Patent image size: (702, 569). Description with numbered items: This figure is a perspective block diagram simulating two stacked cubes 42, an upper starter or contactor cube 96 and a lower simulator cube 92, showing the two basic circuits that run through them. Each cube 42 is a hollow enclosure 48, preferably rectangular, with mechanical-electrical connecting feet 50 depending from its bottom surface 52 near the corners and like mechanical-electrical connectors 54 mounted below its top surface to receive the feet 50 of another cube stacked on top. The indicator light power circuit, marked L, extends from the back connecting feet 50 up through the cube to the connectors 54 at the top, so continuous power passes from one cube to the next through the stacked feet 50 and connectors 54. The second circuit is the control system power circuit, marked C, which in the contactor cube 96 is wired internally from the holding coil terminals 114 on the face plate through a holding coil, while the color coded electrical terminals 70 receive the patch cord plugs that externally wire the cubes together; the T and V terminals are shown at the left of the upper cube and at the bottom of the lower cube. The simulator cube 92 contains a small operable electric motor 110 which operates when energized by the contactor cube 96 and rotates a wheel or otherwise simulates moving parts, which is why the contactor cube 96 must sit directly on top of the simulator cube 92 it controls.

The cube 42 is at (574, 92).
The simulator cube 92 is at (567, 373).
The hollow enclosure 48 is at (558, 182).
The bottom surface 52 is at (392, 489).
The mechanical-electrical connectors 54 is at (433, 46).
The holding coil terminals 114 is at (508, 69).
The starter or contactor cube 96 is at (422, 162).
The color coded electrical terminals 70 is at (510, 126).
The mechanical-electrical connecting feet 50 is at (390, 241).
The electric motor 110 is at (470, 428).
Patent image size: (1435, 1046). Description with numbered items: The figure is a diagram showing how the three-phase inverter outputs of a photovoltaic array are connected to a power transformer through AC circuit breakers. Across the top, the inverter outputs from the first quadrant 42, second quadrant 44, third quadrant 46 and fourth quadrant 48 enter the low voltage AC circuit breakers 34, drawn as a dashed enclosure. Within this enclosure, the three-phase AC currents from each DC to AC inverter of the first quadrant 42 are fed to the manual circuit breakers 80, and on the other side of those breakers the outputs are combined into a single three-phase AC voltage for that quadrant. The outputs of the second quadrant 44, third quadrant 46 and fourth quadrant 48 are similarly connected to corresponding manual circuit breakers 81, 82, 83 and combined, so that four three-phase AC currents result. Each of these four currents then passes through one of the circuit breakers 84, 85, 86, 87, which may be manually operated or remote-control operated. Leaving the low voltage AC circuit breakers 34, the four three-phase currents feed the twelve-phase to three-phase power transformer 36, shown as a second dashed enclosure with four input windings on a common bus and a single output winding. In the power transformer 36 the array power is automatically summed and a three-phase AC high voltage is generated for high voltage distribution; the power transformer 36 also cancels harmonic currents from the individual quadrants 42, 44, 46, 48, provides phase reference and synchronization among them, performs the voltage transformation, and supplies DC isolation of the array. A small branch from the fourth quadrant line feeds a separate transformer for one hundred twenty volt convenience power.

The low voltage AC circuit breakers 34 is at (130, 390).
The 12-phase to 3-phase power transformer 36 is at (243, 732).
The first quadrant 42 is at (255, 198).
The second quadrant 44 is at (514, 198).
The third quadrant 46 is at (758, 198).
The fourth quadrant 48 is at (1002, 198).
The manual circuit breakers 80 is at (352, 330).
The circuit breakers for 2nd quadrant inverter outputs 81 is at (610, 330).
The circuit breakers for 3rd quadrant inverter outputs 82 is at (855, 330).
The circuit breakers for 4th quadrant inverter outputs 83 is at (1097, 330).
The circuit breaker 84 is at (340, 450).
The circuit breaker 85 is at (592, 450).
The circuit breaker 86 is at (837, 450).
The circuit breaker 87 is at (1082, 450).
========
Work to do:
Copy the entries without any change, starting with the first line and going on through the line that contains "The electric motor 110 is at (470, 428).", with both of those lines included.

Written response:
Patent image size: (702, 569). Description with numbered items: This figure is a perspective block diagram simulating two stacked cubes 42, an upper starter or contactor cube 96 and a lower simulator cube 92, showing the two basic circuits that run through them. Each cube 42 is a hollow enclosure 48, preferably rectangular, with mechanical-electrical connecting feet 50 depending from its bottom surface 52 near the corners and like mechanical-electrical connectors 54 mounted below its top surface to receive the feet 50 of another cube stacked on top. The indicator light power circuit, marked L, extends from the back connecting feet 50 up through the cube to the connectors 54 at the top, so continuous power passes from one cube to the next through the stacked feet 50 and connectors 54. The second circuit is the control system power circuit, marked C, which in the contactor cube 96 is wired internally from the holding coil terminals 114 on the face plate through a holding coil, while the color coded electrical terminals 70 receive the patch cord plugs that externally wire the cubes together; the T and V terminals are shown at the left of the upper cube and at the bottom of the lower cube. The simulator cube 92 contains a small operable electric motor 110 which operates when energized by the contactor cube 96 and rotates a wheel or otherwise simulates moving parts, which is why the contactor cube 96 must sit directly on top of the simulator cube 92 it controls.

The cube 42 is at (574, 92).
The simulator cube 92 is at (567, 373).
The hollow enclosure 48 is at (558, 182).
The bottom surface 52 is at (392, 489).
The mechanical-electrical connectors 54 is at (433, 46).
The holding coil terminals 114 is at (508, 69).
The starter or contactor cube 96 is at (422, 162).
The color coded electrical terminals 70 is at (510, 126).
The mechanical-electrical connecting feet 50 is at (390, 241).
The electric motor 110 is at (470, 428).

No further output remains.